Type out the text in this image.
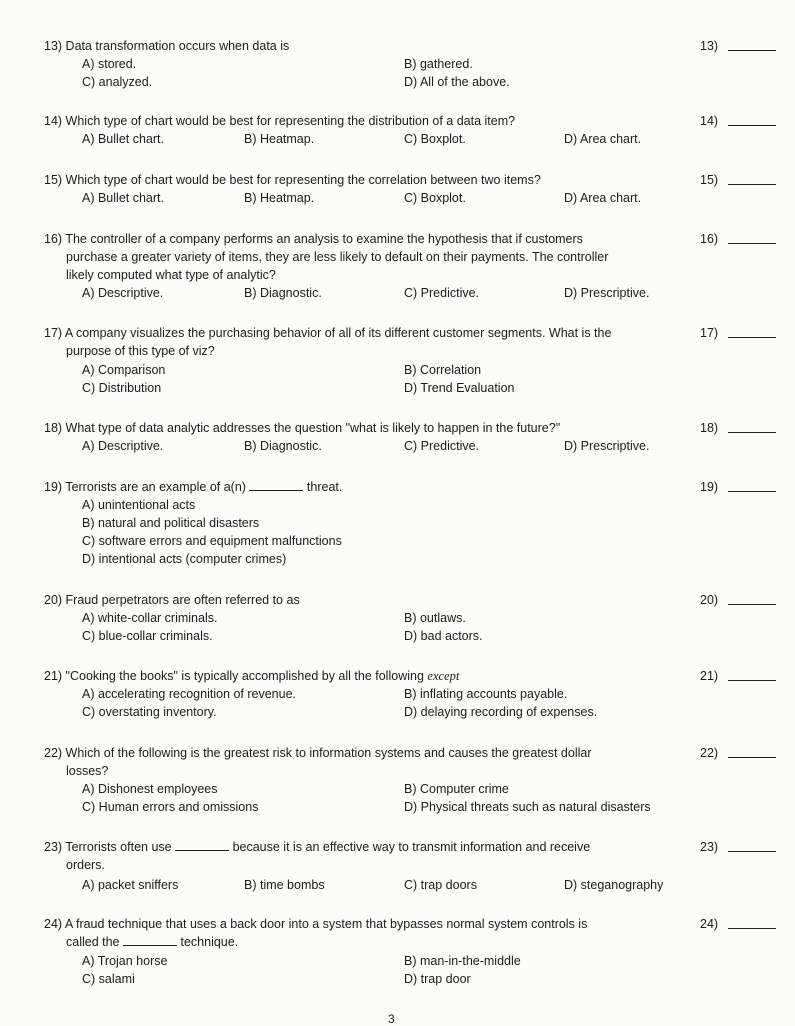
13) Data transformation occurs when data is	13)
A) stored.	B) gathered.
C) analyzed.	D) All of the above.
14) Which type of chart would be best for representing the distribution of a data item?	14)
A) Bullet chart.	B) Heatmap.	C) Boxplot.	D) Area chart.
15) Which type of chart would be best for representing the correlation between two items?	15)
A) Bullet chart.	B) Heatmap.	C) Boxplot.	D) Area chart.
16) The controller of a company performs an analysis to examine the hypothesis that if customers
purchase a greater variety of items, they are less likely to default on their payments. The controller
likely computed what type of analytic?
16)
A) Descriptive.	B) Diagnostic.	C) Predictive.	D) Prescriptive.
17) A company visualizes the purchasing behavior of all of its different customer segments. What is the
purpose of this type of viz?
17)
A) Comparison	B) Correlation
C) Distribution	D) Trend Evaluation
18) What type of data analytic addresses the question "what is likely to happen in the future?"	18)
A) Descriptive.	B) Diagnostic.	C) Predictive.	D) Prescriptive.
19) Terrorists are an example of a(n)	threat.	19)
A) unintentional acts
B) natural and political disasters
C) software errors and equipment malfunctions
D) intentional acts (computer crimes)
20) Fraud perpetrators are often referred to as	20)
A) white-collar criminals.	B) outlaws.
C) blue-collar criminals.	D) bad actors.
21) "Cooking the books" is typically accomplished by all the following except	21)
A) accelerating recognition of revenue.	B) inflating accounts payable.
C) overstating inventory.	D) delaying recording of expenses.
22) Which of the following is the greatest risk to information systems and causes the greatest dollar
losses?
22)
A) Dishonest employees	B) Computer crime
C) Human errors and omissions	D) Physical threats such as natural disasters
23) Terrorists often use	because it is an effective way to transmit information and receive
orders.
23)
A) packet sniffers	B) time bombs	C) trap doors	D) steganography
24) A fraud technique that uses a back door into a system that bypasses normal system controls is
called the	technique.
24)
A) Trojan horse	B) man-in-the-middle
C) salami	D) trap door
3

**Exercise requirements**
Say how many lines of the material contain the word "collar", with no other text.

**Output below**
2